## Stated goal
Please print every record below exactly as it appears.

## Material supplied
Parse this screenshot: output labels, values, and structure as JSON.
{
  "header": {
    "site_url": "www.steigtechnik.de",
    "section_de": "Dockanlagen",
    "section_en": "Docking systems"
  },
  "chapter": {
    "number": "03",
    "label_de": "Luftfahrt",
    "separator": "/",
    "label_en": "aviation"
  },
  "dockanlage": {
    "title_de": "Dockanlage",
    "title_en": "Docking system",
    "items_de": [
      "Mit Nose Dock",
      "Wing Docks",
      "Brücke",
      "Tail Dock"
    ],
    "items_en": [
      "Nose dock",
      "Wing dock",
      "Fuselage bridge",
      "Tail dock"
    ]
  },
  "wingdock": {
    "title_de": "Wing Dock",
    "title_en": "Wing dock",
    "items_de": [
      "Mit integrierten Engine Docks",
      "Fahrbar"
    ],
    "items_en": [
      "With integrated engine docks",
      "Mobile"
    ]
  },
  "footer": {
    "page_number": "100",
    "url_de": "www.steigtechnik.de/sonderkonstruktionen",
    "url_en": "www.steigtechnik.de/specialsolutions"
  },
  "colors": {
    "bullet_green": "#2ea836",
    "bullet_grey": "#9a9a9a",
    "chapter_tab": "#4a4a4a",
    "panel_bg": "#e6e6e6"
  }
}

## Worked answer
Parse this screenshot: output labels, values, and structure as JSON.
{
  "header": {
    "site_url": "www.steigtechnik.de",
    "section_de": "Dockanlagen",
    "section_en": "Docking systems"
  },
  "chapter": {
    "number": "03",
    "label_de": "Luftfahrt",
    "separator": "/",
    "label_en": "aviation"
  },
  "dockanlage": {
    "title_de": "Dockanlage",
    "title_en": "Docking system",
    "items_de": [
      "Mit Nose Dock",
      "Wing Docks",
      "Brücke",
      "Tail Dock"
    ],
    "items_en": [
      "Nose dock",
      "Wing dock",
      "Fuselage bridge",
      "Tail dock"
    ]
  },
  "wingdock": {
    "title_de": "Wing Dock",
    "title_en": "Wing dock",
    "items_de": [
      "Mit integrierten Engine Docks",
      "Fahrbar"
    ],
    "items_en": [
      "With integrated engine docks",
      "Mobile"
    ]
  },
  "footer": {
    "page_number": "100",
    "url_de": "www.steigtechnik.de/sonderkonstruktionen",
    "url_en": "www.steigtechnik.de/specialsolutions"
  },
  "colors": {
    "bullet_green": "#2ea836",
    "bullet_grey": "#9a9a9a",
    "chapter_tab": "#4a4a4a",
    "panel_bg": "#e6e6e6"
  }
}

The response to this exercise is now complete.